— Record list —
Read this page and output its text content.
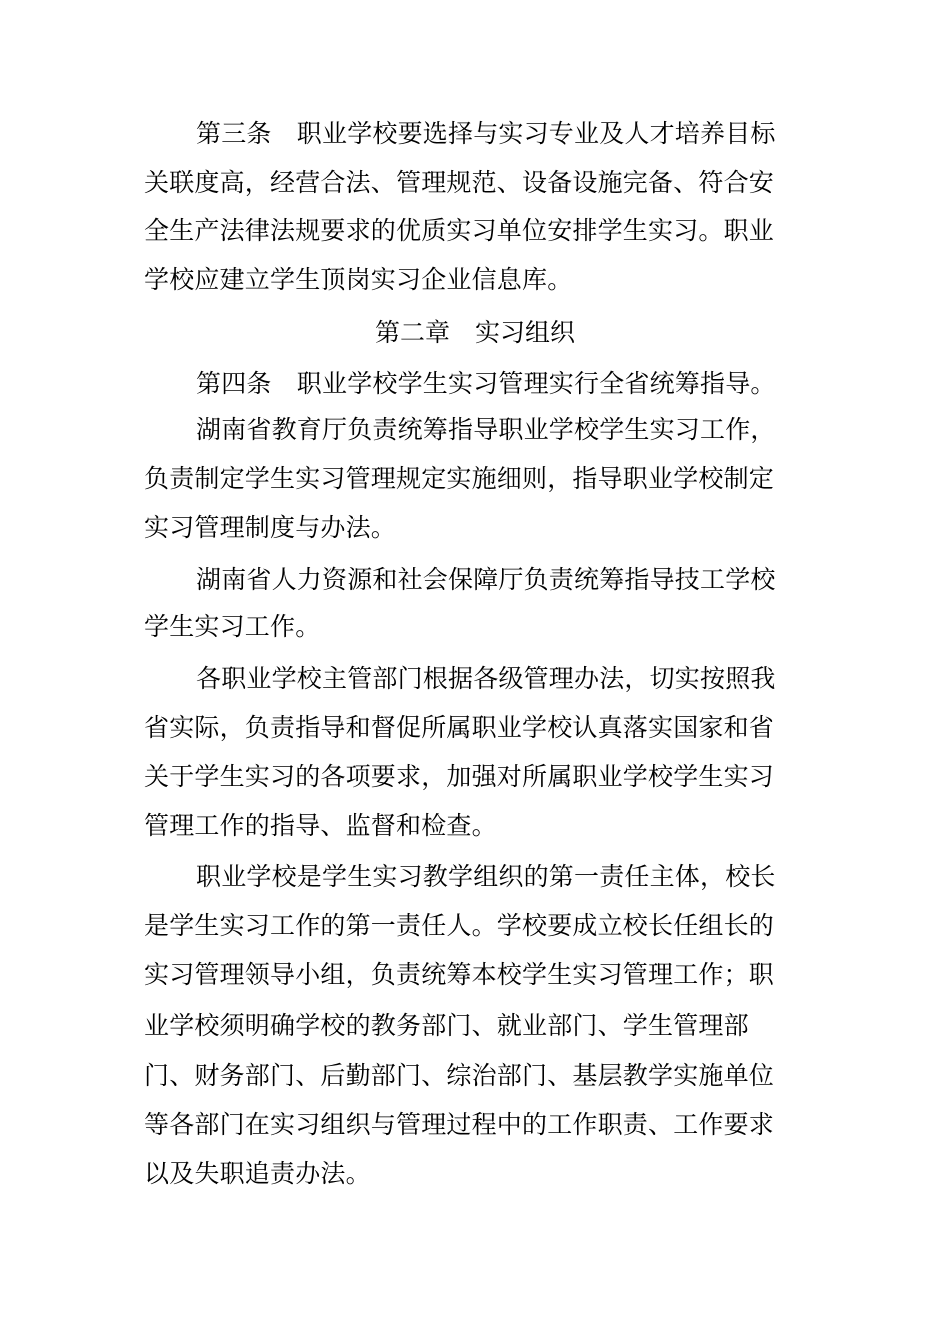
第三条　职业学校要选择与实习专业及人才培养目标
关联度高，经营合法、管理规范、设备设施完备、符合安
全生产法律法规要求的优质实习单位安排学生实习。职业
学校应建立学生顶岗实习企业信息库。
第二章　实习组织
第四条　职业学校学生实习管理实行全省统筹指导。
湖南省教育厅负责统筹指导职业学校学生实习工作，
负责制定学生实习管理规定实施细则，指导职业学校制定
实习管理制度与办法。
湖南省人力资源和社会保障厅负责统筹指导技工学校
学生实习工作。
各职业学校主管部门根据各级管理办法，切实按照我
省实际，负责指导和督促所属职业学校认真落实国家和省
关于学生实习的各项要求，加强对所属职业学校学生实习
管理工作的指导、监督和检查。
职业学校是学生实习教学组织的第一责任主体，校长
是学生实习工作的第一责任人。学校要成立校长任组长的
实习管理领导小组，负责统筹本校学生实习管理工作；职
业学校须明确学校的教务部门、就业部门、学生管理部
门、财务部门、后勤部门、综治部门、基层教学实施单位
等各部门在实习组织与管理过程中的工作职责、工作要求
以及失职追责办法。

* * *

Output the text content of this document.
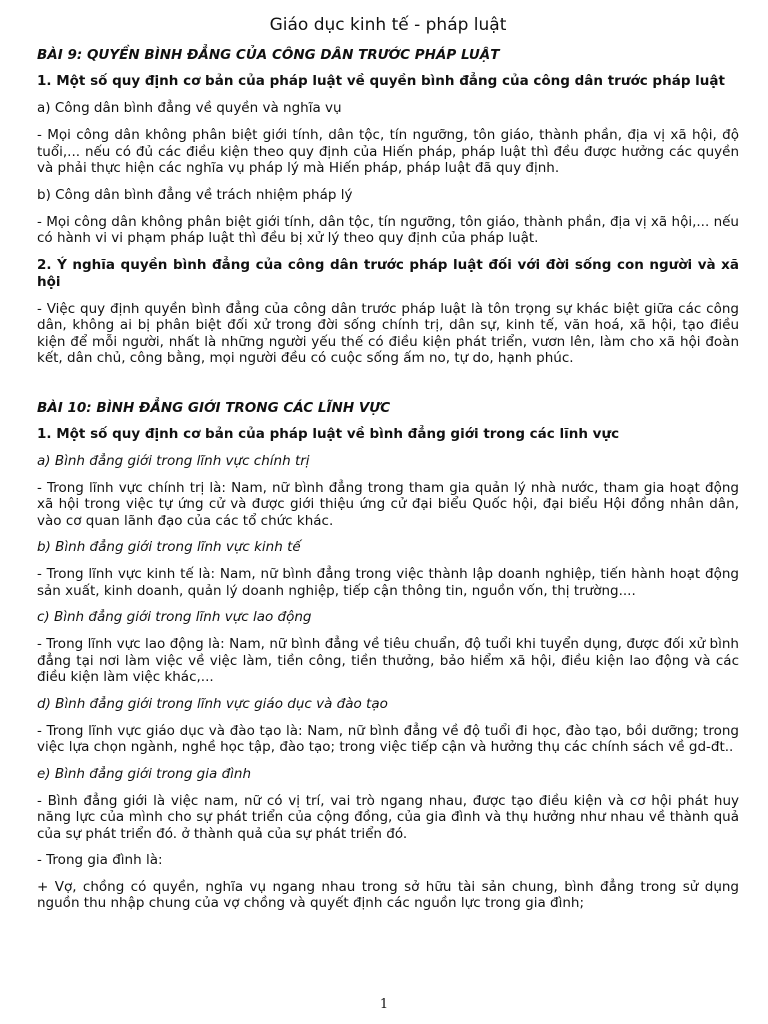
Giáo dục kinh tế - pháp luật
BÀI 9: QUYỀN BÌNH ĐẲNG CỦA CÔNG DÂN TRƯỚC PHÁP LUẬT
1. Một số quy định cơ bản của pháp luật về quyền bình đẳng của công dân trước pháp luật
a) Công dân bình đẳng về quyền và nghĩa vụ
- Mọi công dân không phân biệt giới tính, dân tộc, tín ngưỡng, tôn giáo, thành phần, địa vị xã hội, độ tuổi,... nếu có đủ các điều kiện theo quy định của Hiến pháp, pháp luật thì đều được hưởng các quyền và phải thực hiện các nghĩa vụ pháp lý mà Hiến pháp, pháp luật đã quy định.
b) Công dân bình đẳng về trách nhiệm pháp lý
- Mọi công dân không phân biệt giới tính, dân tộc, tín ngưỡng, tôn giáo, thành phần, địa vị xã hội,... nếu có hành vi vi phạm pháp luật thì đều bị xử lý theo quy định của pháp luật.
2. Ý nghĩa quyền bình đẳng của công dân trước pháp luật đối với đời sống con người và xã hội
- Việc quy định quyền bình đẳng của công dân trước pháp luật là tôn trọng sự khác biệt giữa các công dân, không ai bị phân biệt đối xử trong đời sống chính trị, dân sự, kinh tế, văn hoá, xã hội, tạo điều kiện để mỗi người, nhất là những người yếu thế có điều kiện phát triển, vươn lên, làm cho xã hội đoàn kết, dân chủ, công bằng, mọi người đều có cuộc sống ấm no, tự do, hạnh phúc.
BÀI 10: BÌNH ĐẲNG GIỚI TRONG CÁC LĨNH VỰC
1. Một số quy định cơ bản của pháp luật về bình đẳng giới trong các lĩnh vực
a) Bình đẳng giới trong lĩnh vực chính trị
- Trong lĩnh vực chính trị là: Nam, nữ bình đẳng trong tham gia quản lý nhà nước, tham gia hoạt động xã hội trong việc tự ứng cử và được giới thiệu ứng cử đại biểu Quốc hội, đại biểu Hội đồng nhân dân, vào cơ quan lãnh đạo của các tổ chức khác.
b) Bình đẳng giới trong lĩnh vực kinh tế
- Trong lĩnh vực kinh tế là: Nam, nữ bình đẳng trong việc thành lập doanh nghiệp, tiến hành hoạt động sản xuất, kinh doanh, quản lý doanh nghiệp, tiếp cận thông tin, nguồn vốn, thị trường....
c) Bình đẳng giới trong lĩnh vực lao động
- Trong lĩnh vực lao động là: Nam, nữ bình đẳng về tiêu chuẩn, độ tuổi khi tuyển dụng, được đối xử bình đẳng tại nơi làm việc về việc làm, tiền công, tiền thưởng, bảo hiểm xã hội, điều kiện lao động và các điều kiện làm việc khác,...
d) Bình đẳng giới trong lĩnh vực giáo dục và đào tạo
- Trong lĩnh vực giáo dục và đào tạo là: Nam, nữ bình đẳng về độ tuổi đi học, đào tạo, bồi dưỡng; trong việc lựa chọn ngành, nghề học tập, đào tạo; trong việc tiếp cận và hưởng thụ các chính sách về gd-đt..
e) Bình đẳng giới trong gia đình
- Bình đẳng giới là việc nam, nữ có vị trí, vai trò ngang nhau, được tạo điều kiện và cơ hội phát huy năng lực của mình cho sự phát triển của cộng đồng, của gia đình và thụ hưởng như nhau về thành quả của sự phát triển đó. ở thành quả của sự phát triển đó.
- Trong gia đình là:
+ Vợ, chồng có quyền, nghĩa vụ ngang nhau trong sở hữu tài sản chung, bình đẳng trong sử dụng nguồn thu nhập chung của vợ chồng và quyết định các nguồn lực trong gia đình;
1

— Goal —
All lines above containing the string "text" are to be collected.

— Solution —
Read this page and output its text content.
Output the text content of this document.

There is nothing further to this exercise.